▶ [Extracted information]:
****

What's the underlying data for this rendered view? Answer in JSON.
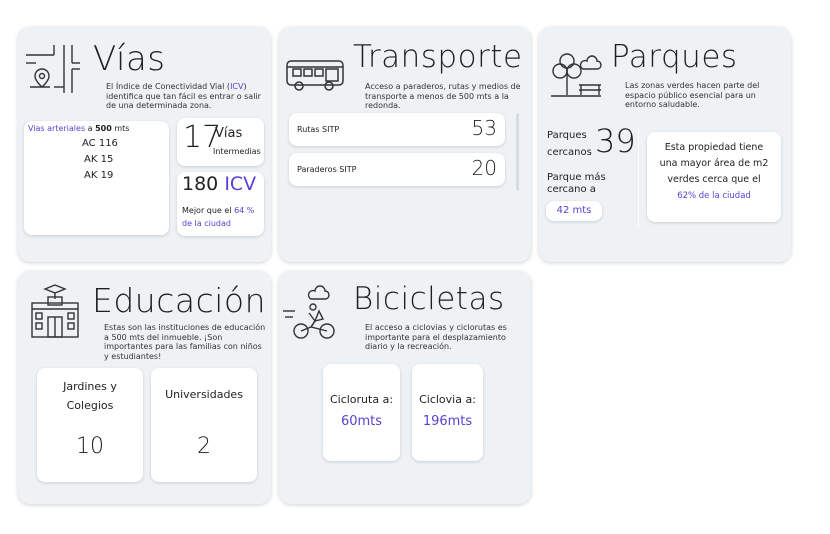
{
  "vias": {
    "title": "Vías",
    "desc_pre": "El Índice de Conectividad Vial (",
    "desc_icv": "ICV",
    "desc_post": ") identifica que tan fácil es entrar o salir de una determinada zona.",
    "arteriales_label": "Vias arteriales",
    "arteriales_a": " a ",
    "arteriales_dist": "500",
    "arteriales_unit": " mts",
    "streets": [
      "AC 116",
      "AK 15",
      "AK 19"
    ],
    "intermedias_count": "17",
    "intermedias_label1": "Vías",
    "intermedias_label2": "Intermedias",
    "icv_value": "180",
    "icv_label": "ICV",
    "mejor_pre": "Mejor que el ",
    "mejor_pct": "64 %",
    "mejor_post": "de la ciudad"
  },
  "transporte": {
    "title": "Transporte",
    "desc": "Acceso a paraderos, rutas y medios de transporte a menos de 500 mts a la redonda.",
    "rows": [
      {
        "label": "Rutas SITP",
        "value": "53"
      },
      {
        "label": "Paraderos SITP",
        "value": "20"
      }
    ]
  },
  "parques": {
    "title": "Parques",
    "desc": "Las zonas verdes hacen parte del espacio público esencial para un entorno saludable.",
    "cercanos_l1": "Parques",
    "cercanos_l2": "cercanos",
    "cercanos_count": "39",
    "mas_cercano_l1": "Parque más",
    "mas_cercano_l2": "cercano a",
    "mas_cercano_dist": "42 mts",
    "prop_l1": "Esta propiedad tiene",
    "prop_l2": "una mayor área de m2",
    "prop_l3": "verdes cerca que el",
    "prop_pct": "62% de la ciudad"
  },
  "educacion": {
    "title": "Educación",
    "desc": "Estas son las instituciones de educación a 500 mts del inmueble. ¡Son importantes para las familias con niños y estudiantes!",
    "box1_l1": "Jardines y",
    "box1_l2": "Colegios",
    "box1_value": "10",
    "box2_label": "Universidades",
    "box2_value": "2"
  },
  "bicicletas": {
    "title": "Bicicletas",
    "desc": "El acceso a ciclovias y ciclorutas es importante para el desplazamiento diario y la recreación.",
    "box1_label": "Cicloruta a:",
    "box1_value": "60mts",
    "box2_label": "Ciclovia a:",
    "box2_value": "196mts"
  },
  "colors": {
    "accent": "#5b3fd6",
    "card_bg": "#eef2f5"
  },
  "icons": [
    "map-pin-roads-icon",
    "bus-icon",
    "tree-park-icon",
    "school-building-icon",
    "cyclist-icon"
  ]
}
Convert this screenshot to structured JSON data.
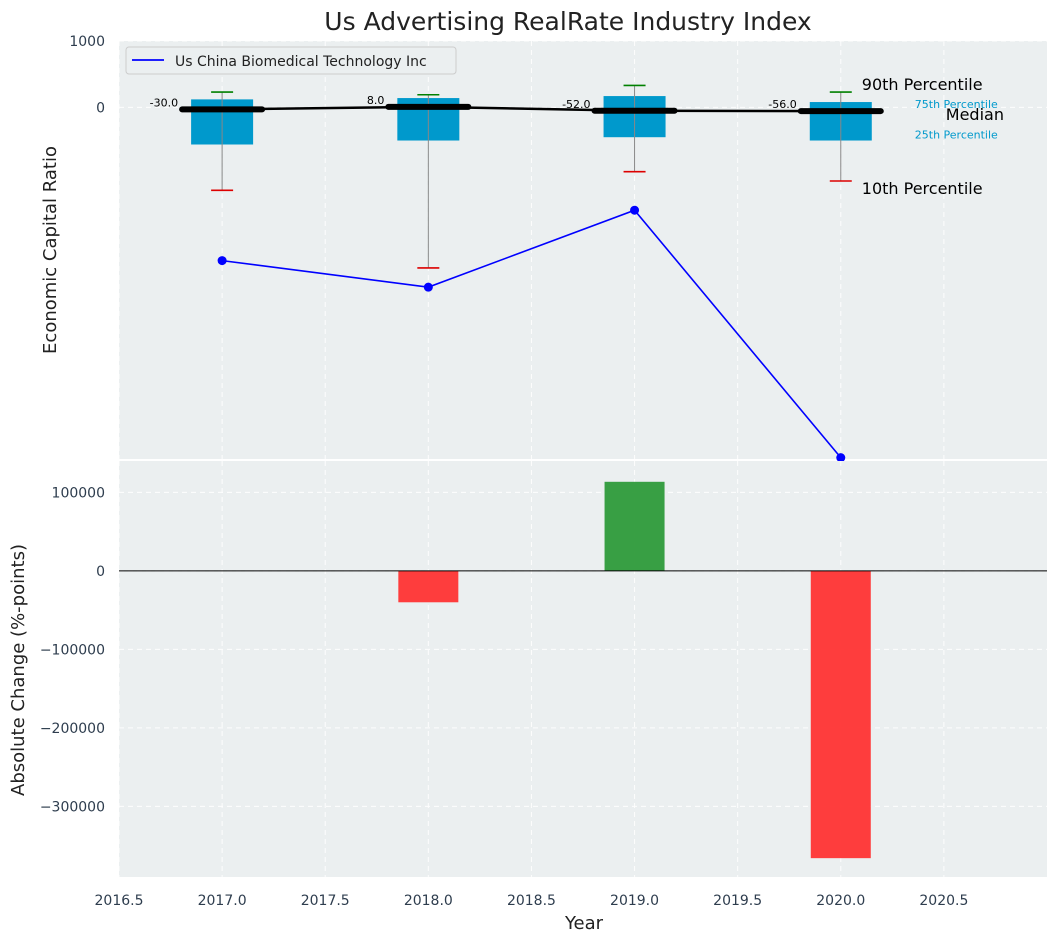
{
  "chart_data": [
    {
      "type": "boxplot-line",
      "title": "Us Advertising RealRate Industry Index",
      "xlabel": "",
      "ylabel": "Economic Capital Ratio",
      "ylim": [
        -5300,
        1000
      ],
      "xlim": [
        2016.5,
        2021.0
      ],
      "x": [
        2017,
        2018,
        2019,
        2020
      ],
      "ytick_values": [
        0,
        1000
      ],
      "ytick_labels": [
        "0",
        "1000"
      ],
      "xtick_values": [
        2016.5,
        2017.0,
        2017.5,
        2018.0,
        2018.5,
        2019.0,
        2019.5,
        2020.0,
        2020.5
      ],
      "xtick_labels": [
        "2016.5",
        "2017.0",
        "2017.5",
        "2018.0",
        "2018.5",
        "2019.0",
        "2019.5",
        "2020.0",
        "2020.5"
      ],
      "boxes": [
        {
          "x": 2017,
          "p10": -1250,
          "p25": -560,
          "median": -30,
          "p75": 120,
          "p90": 230,
          "median_label": "-30.0"
        },
        {
          "x": 2018,
          "p10": -2420,
          "p25": -500,
          "median": 8,
          "p75": 140,
          "p90": 190,
          "median_label": "8.0"
        },
        {
          "x": 2019,
          "p10": -970,
          "p25": -450,
          "median": -52,
          "p75": 170,
          "p90": 330,
          "median_label": "-52.0"
        },
        {
          "x": 2020,
          "p10": -1110,
          "p25": -500,
          "median": -56,
          "p75": 80,
          "p90": 230,
          "median_label": "-56.0"
        }
      ],
      "series": [
        {
          "name": "Us China Biomedical Technology Inc",
          "color": "#0000ff",
          "values": [
            -2310,
            -2710,
            -1550,
            -5280
          ]
        }
      ],
      "legend": {
        "entries": [
          "Us China Biomedical Technology Inc"
        ],
        "position": "top-left"
      },
      "annotations": {
        "p90": "90th Percentile",
        "p75": "75th Percentile",
        "median": "Median",
        "p25": "25th Percentile",
        "p10": "10th Percentile"
      },
      "colors": {
        "box": "#0099cc",
        "median": "#000000",
        "whisker": "#888888",
        "cap_high": "#008000",
        "cap_low": "#dd0000",
        "bg": "#ebeff0"
      }
    },
    {
      "type": "bar",
      "title": "",
      "xlabel": "Year",
      "ylabel": "Absolute Change (%-points)",
      "ylim": [
        -390000,
        140000
      ],
      "xlim": [
        2016.5,
        2021.0
      ],
      "categories": [
        2017,
        2018,
        2019,
        2020
      ],
      "values": [
        0,
        -40000,
        113500,
        -366000
      ],
      "ytick_values": [
        100000,
        0,
        -100000,
        -200000,
        -300000
      ],
      "ytick_labels": [
        "100000",
        "0",
        "−100000",
        "−200000",
        "−300000"
      ],
      "xtick_values": [
        2016.5,
        2017.0,
        2017.5,
        2018.0,
        2018.5,
        2019.0,
        2019.5,
        2020.0,
        2020.5
      ],
      "xtick_labels": [
        "2016.5",
        "2017.0",
        "2017.5",
        "2018.0",
        "2018.5",
        "2019.0",
        "2019.5",
        "2020.0",
        "2020.5"
      ],
      "colors": {
        "positive": "#2e9a3a",
        "negative": "#ff3333",
        "bg": "#ebeff0"
      }
    }
  ]
}
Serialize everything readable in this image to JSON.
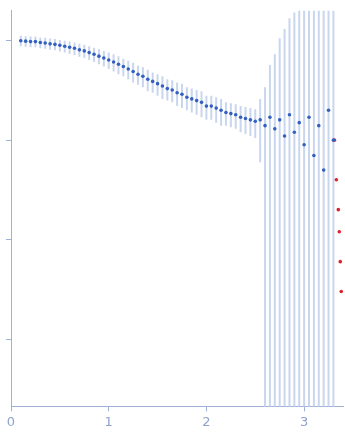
{
  "chart_data": {
    "type": "scatter",
    "log": "y",
    "grid": false,
    "tick_labels": "x",
    "xlim": [
      0,
      3.4
    ],
    "xticks": [
      0,
      1,
      2,
      3
    ],
    "ylim": [
      0.00021,
      2
    ],
    "yticks": [
      0.001,
      0.01,
      0.1,
      1
    ],
    "series": [
      {
        "color": "#3461c1",
        "marker": "circle",
        "x": [
          0.1,
          0.15,
          0.2,
          0.25,
          0.3,
          0.35,
          0.4,
          0.45,
          0.5,
          0.55,
          0.6,
          0.65,
          0.7,
          0.75,
          0.8,
          0.85,
          0.9,
          0.95,
          1.0,
          1.05,
          1.1,
          1.15,
          1.2,
          1.25,
          1.3,
          1.35,
          1.4,
          1.45,
          1.5,
          1.55,
          1.6,
          1.65,
          1.7,
          1.75,
          1.8,
          1.85,
          1.9,
          1.95,
          2.0,
          2.05,
          2.1,
          2.15,
          2.2,
          2.25,
          2.3,
          2.35,
          2.4,
          2.45,
          2.5,
          2.55,
          2.6,
          2.65,
          2.7,
          2.75,
          2.8,
          2.85,
          2.9,
          2.95,
          3.0,
          3.05,
          3.1,
          3.15,
          3.2,
          3.25,
          3.3
        ],
        "values": [
          1.0,
          0.99,
          0.98,
          0.98,
          0.96,
          0.95,
          0.93,
          0.92,
          0.9,
          0.88,
          0.86,
          0.84,
          0.81,
          0.79,
          0.76,
          0.73,
          0.7,
          0.67,
          0.64,
          0.61,
          0.58,
          0.55,
          0.52,
          0.49,
          0.46,
          0.44,
          0.41,
          0.39,
          0.37,
          0.35,
          0.33,
          0.32,
          0.3,
          0.29,
          0.27,
          0.26,
          0.25,
          0.24,
          0.22,
          0.22,
          0.21,
          0.2,
          0.19,
          0.185,
          0.18,
          0.17,
          0.165,
          0.16,
          0.155,
          0.16,
          0.14,
          0.17,
          0.13,
          0.16,
          0.11,
          0.18,
          0.12,
          0.15,
          0.09,
          0.17,
          0.07,
          0.14,
          0.05,
          0.2,
          0.1
        ],
        "errors": [
          0.12,
          0.12,
          0.12,
          0.12,
          0.12,
          0.12,
          0.12,
          0.12,
          0.12,
          0.12,
          0.12,
          0.12,
          0.12,
          0.12,
          0.12,
          0.12,
          0.12,
          0.12,
          0.12,
          0.12,
          0.12,
          0.11,
          0.11,
          0.11,
          0.1,
          0.1,
          0.1,
          0.09,
          0.09,
          0.09,
          0.08,
          0.08,
          0.08,
          0.08,
          0.07,
          0.07,
          0.07,
          0.07,
          0.06,
          0.06,
          0.06,
          0.06,
          0.05,
          0.05,
          0.05,
          0.05,
          0.05,
          0.05,
          0.05,
          0.1,
          0.2,
          0.4,
          0.6,
          0.9,
          1.2,
          1.5,
          1.8,
          2,
          2,
          2,
          2,
          2,
          2,
          2,
          2
        ]
      },
      {
        "color": "#e0202a",
        "marker": "circle",
        "x": [
          3.31,
          3.33,
          3.35,
          3.36,
          3.37,
          3.38
        ],
        "values": [
          0.1,
          0.04,
          0.02,
          0.012,
          0.006,
          0.003
        ]
      }
    ]
  }
}
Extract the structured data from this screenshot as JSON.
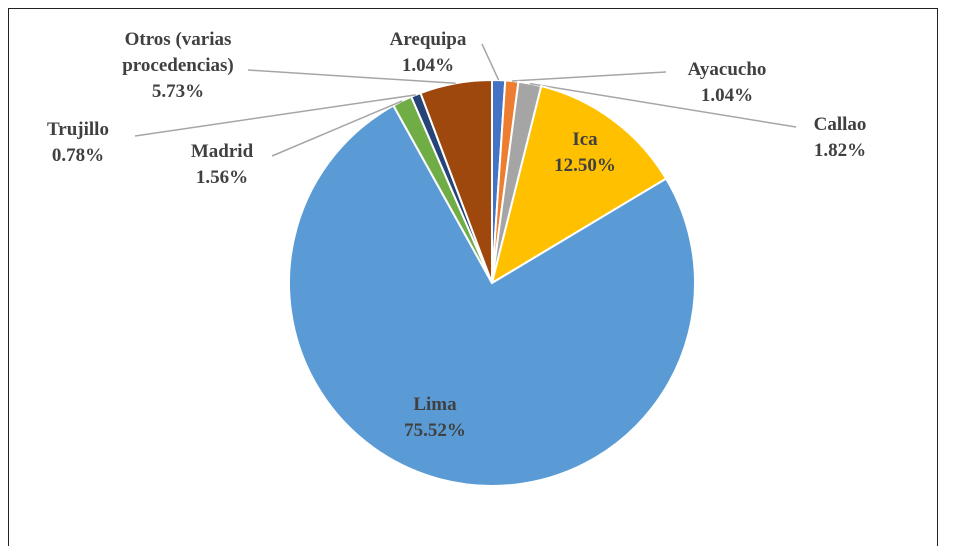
{
  "chart_data": {
    "type": "pie",
    "categories": [
      "Arequipa",
      "Ayacucho",
      "Callao",
      "Ica",
      "Lima",
      "Madrid",
      "Trujillo",
      "Otros (varias procedencias)"
    ],
    "values": [
      1.04,
      1.04,
      1.82,
      12.5,
      75.52,
      1.56,
      0.78,
      5.73
    ],
    "value_labels": [
      "1.04%",
      "1.04%",
      "1.82%",
      "12.50%",
      "75.52%",
      "1.56%",
      "0.78%",
      "5.73%"
    ],
    "colors": [
      "#4472c4",
      "#ed7d31",
      "#a5a5a5",
      "#ffc000",
      "#5b9bd5",
      "#70ad47",
      "#264478",
      "#9e480e"
    ]
  }
}
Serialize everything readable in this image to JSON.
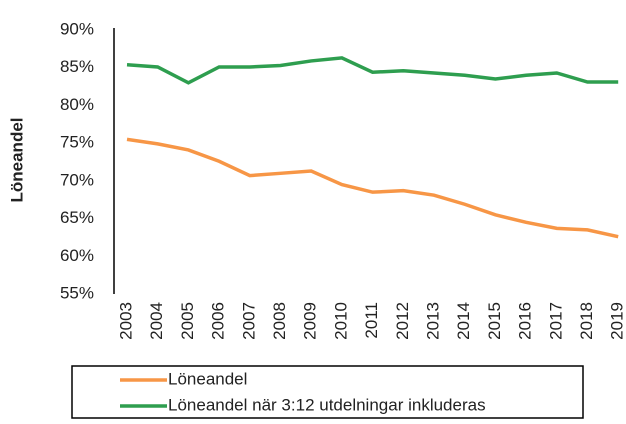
{
  "chart_data": {
    "type": "line",
    "y_label": "Löneandel",
    "categories": [
      "2003",
      "2004",
      "2005",
      "2006",
      "2007",
      "2008",
      "2009",
      "2010",
      "2011",
      "2012",
      "2013",
      "2014",
      "2015",
      "2016",
      "2017",
      "2018",
      "2019"
    ],
    "series": [
      {
        "name": "Löneandel",
        "color": "#f79646",
        "values": [
          75.5,
          74.9,
          74.1,
          72.6,
          70.7,
          71.0,
          71.3,
          69.5,
          68.5,
          68.7,
          68.1,
          66.9,
          65.5,
          64.5,
          63.7,
          63.5,
          62.6
        ]
      },
      {
        "name": "Löneandel när 3:12 utdelningar inkluderas",
        "color": "#2e9e4f",
        "values": [
          85.4,
          85.1,
          83.0,
          85.1,
          85.1,
          85.3,
          85.9,
          86.3,
          84.4,
          84.6,
          84.3,
          84.0,
          83.5,
          84.0,
          84.3,
          83.1,
          83.1
        ]
      }
    ],
    "ylim": [
      55,
      90
    ],
    "yticks": [
      {
        "value": 55,
        "label": "55%"
      },
      {
        "value": 60,
        "label": "60%"
      },
      {
        "value": 65,
        "label": "65%"
      },
      {
        "value": 70,
        "label": "70%"
      },
      {
        "value": 75,
        "label": "75%"
      },
      {
        "value": 80,
        "label": "80%"
      },
      {
        "value": 85,
        "label": "85%"
      },
      {
        "value": 90,
        "label": "90%"
      }
    ],
    "legend_position": "bottom"
  }
}
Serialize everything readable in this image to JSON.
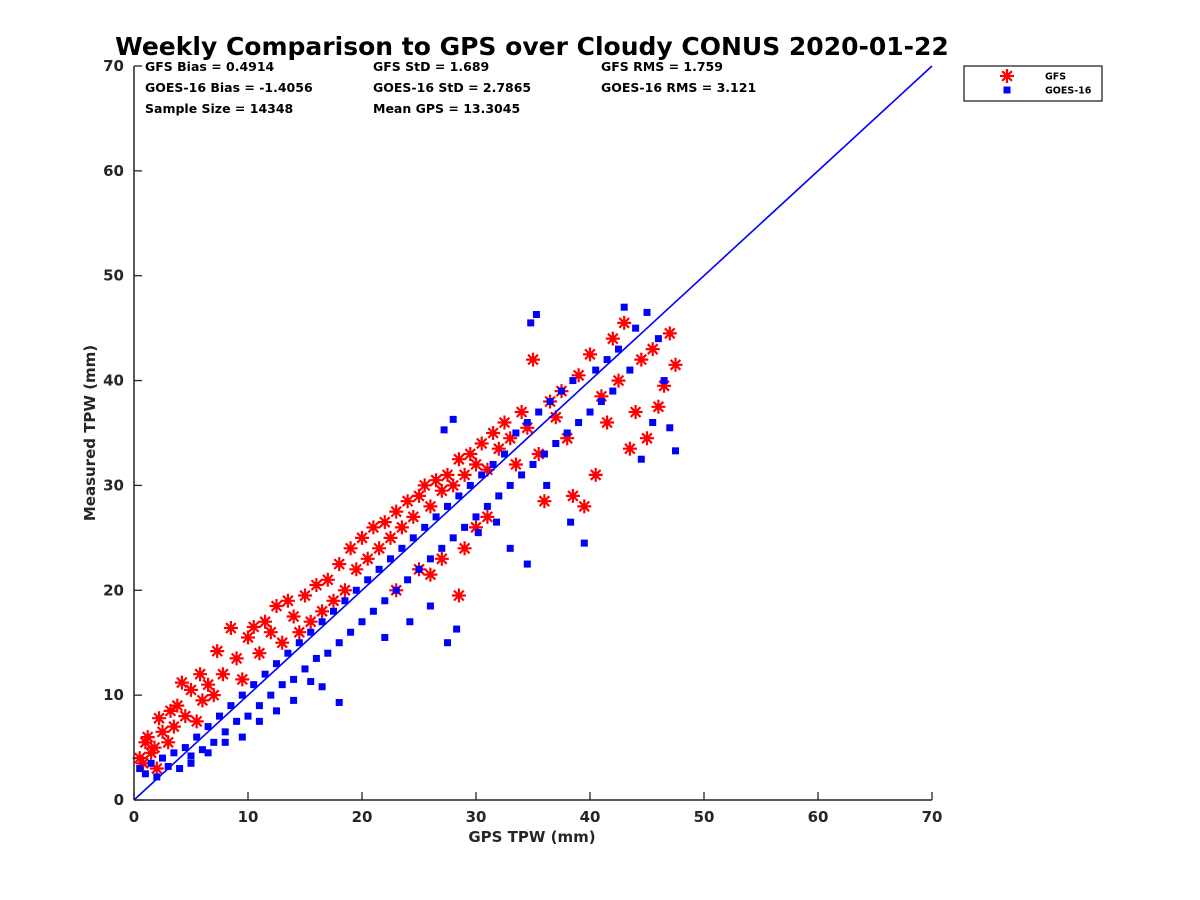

****

▶ [Your instructions]: Only lines with "SITP" are wanted here; list each of them.

▶ [Worked answer]:
        "label": "Rutas SITP",
        "label": "Paraderos SITP",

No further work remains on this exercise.